AIM OF THE TASK. Take the line that contains "Convert this screenshot" as the first and the last line of the material as the final one; set down exactly the lines in that span.

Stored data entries
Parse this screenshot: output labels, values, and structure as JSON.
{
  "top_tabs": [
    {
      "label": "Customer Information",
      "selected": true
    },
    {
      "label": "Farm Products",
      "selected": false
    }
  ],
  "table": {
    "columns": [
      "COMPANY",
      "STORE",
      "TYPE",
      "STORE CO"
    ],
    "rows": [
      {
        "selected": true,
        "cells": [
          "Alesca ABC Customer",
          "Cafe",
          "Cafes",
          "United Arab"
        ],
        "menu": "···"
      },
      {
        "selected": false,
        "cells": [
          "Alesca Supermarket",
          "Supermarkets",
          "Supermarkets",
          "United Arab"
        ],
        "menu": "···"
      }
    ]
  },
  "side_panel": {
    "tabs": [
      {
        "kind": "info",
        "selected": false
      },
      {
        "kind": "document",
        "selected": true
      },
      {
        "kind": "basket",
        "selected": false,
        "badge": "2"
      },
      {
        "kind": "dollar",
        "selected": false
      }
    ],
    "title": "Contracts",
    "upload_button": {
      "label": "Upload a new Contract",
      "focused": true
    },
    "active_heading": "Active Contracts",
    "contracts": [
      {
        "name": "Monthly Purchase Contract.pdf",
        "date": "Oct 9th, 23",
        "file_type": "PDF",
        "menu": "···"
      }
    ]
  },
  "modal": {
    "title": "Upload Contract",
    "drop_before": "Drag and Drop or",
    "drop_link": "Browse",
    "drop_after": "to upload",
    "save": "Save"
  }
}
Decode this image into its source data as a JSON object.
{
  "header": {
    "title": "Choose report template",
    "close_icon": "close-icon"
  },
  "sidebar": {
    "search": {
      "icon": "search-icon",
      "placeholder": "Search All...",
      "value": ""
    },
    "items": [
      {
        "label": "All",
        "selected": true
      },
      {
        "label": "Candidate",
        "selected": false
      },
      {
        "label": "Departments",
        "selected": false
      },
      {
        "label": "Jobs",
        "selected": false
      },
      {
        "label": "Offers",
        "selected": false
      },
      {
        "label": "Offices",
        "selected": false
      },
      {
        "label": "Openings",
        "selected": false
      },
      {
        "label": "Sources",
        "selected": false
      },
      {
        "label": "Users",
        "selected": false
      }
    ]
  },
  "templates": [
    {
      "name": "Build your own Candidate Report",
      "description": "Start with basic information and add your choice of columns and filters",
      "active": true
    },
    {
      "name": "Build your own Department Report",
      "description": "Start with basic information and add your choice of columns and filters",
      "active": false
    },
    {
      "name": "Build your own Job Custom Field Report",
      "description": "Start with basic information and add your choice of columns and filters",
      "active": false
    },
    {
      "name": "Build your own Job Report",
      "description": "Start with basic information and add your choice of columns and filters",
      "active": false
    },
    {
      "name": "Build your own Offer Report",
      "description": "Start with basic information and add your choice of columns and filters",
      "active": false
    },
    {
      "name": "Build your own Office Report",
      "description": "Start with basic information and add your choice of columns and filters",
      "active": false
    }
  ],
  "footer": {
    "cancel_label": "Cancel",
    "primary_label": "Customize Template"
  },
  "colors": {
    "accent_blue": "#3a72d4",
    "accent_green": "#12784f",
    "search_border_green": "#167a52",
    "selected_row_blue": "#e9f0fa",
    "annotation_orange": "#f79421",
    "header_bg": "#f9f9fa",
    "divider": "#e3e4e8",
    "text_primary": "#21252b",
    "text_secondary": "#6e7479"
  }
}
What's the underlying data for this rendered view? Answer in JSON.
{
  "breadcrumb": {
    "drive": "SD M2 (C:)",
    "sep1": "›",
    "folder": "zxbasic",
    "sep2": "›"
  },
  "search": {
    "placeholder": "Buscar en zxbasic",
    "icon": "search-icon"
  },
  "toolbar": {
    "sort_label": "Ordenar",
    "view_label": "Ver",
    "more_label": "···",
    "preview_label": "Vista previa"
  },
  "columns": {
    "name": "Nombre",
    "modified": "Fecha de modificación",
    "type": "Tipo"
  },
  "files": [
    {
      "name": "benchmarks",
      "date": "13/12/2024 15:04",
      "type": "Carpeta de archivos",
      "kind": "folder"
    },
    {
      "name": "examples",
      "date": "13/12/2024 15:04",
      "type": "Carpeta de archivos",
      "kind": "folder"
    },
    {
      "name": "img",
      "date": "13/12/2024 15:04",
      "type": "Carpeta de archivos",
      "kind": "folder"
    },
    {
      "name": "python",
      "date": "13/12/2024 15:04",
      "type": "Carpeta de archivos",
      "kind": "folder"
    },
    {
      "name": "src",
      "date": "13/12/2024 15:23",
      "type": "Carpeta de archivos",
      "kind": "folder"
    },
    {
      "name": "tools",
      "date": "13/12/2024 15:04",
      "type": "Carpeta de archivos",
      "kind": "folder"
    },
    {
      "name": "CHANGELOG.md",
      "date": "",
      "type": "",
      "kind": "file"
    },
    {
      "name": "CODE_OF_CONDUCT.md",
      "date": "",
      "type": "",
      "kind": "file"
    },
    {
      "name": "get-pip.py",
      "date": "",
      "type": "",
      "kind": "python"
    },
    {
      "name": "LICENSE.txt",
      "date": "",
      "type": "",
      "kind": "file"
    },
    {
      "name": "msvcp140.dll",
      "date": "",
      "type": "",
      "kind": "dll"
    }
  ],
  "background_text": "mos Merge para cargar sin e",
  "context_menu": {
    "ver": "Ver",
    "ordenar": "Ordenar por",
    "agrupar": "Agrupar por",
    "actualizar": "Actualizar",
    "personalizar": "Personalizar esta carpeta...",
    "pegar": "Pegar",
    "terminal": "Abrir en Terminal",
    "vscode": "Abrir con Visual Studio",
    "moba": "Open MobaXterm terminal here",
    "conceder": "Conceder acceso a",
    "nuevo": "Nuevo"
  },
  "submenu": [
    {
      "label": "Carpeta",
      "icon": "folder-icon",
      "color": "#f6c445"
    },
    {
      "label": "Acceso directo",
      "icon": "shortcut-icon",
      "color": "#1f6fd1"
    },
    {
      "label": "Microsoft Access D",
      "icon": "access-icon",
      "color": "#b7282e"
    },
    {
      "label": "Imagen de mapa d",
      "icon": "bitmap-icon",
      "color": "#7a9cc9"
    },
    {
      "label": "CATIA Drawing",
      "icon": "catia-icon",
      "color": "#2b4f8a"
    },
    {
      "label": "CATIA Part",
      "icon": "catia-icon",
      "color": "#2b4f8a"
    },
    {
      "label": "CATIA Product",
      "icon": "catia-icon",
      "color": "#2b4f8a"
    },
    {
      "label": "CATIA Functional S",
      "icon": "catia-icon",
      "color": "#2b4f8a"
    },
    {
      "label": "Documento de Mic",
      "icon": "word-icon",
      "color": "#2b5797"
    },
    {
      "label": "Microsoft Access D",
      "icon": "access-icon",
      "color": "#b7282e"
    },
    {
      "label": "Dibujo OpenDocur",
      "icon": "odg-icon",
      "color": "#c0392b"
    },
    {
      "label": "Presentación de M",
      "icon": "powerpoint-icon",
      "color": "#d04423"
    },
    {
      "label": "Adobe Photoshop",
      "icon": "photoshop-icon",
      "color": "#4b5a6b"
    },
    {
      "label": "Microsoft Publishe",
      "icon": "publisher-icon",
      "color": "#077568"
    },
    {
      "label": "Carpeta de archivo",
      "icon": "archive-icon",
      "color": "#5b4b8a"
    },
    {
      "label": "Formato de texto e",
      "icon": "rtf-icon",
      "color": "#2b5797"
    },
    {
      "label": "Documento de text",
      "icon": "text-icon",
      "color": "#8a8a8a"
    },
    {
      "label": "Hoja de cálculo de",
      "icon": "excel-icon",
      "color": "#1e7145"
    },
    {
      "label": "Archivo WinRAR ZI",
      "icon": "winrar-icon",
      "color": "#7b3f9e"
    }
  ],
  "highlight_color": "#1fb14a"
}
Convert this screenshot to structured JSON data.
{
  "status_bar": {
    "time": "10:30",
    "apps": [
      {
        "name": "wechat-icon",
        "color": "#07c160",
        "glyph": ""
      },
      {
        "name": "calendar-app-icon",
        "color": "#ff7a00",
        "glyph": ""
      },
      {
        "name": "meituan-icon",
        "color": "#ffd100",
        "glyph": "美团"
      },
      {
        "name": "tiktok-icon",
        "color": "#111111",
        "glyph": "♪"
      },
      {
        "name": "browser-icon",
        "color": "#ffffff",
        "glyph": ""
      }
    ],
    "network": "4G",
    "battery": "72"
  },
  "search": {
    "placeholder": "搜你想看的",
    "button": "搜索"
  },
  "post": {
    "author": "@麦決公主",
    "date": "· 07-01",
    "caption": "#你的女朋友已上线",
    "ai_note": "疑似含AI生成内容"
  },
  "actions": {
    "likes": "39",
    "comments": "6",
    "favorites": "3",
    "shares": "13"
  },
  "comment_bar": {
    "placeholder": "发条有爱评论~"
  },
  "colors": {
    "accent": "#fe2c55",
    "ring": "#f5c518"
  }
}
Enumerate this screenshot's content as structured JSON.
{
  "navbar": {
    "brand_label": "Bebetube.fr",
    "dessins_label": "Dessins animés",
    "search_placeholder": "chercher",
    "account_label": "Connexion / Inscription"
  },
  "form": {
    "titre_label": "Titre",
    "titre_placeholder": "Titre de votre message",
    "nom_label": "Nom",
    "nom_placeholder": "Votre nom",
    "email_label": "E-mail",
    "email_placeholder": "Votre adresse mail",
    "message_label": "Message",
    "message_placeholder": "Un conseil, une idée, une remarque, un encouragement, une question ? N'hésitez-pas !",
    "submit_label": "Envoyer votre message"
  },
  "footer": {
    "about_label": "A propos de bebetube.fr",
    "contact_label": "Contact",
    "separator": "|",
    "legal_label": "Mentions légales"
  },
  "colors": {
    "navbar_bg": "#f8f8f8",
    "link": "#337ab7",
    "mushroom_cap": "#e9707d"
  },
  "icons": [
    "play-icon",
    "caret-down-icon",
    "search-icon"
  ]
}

WRITTEN RESPONSE.
Convert this screenshot to structured JSON data.
{
  "status_bar": {
    "time": "10:30",
    "apps": [
      {
        "name": "wechat-icon",
        "color": "#07c160",
        "glyph": ""
      },
      {
        "name": "calendar-app-icon",
        "color": "#ff7a00",
        "glyph": ""
      },
      {
        "name": "meituan-icon",
        "color": "#ffd100",
        "glyph": "美团"
      },
      {
        "name": "tiktok-icon",
        "color": "#111111",
        "glyph": "♪"
      },
      {
        "name": "browser-icon",
        "color": "#ffffff",
        "glyph": ""
      }
    ],
    "network": "4G",
    "battery": "72"
  },
  "search": {
    "placeholder": "搜你想看的",
    "button": "搜索"
  },
  "post": {
    "author": "@麦決公主",
    "date": "· 07-01",
    "caption": "#你的女朋友已上线",
    "ai_note": "疑似含AI生成内容"
  },
  "actions": {
    "likes": "39",
    "comments": "6",
    "favorites": "3",
    "shares": "13"
  },
  "comment_bar": {
    "placeholder": "发条有爱评论~"
  },
  "colors": {
    "accent": "#fe2c55",
    "ring": "#f5c518"
  }
}
Enumerate this screenshot's content as structured JSON.
{
  "navbar": {
    "brand_label": "Bebetube.fr",
    "dessins_label": "Dessins animés",
    "search_placeholder": "chercher",
    "account_label": "Connexion / Inscription"
  },
  "form": {
    "titre_label": "Titre",
    "titre_placeholder": "Titre de votre message",
    "nom_label": "Nom",
    "nom_placeholder": "Votre nom",
    "email_label": "E-mail",
    "email_placeholder": "Votre adresse mail",
    "message_label": "Message",
    "message_placeholder": "Un conseil, une idée, une remarque, un encouragement, une question ? N'hésitez-pas !",
    "submit_label": "Envoyer votre message"
  },
  "footer": {
    "about_label": "A propos de bebetube.fr",
    "contact_label": "Contact",
    "separator": "|",
    "legal_label": "Mentions légales"
  },
  "colors": {
    "navbar_bg": "#f8f8f8",
    "link": "#337ab7",
    "mushroom_cap": "#e9707d"
  },
  "icons": [
    "play-icon",
    "caret-down-icon",
    "search-icon"
  ]
}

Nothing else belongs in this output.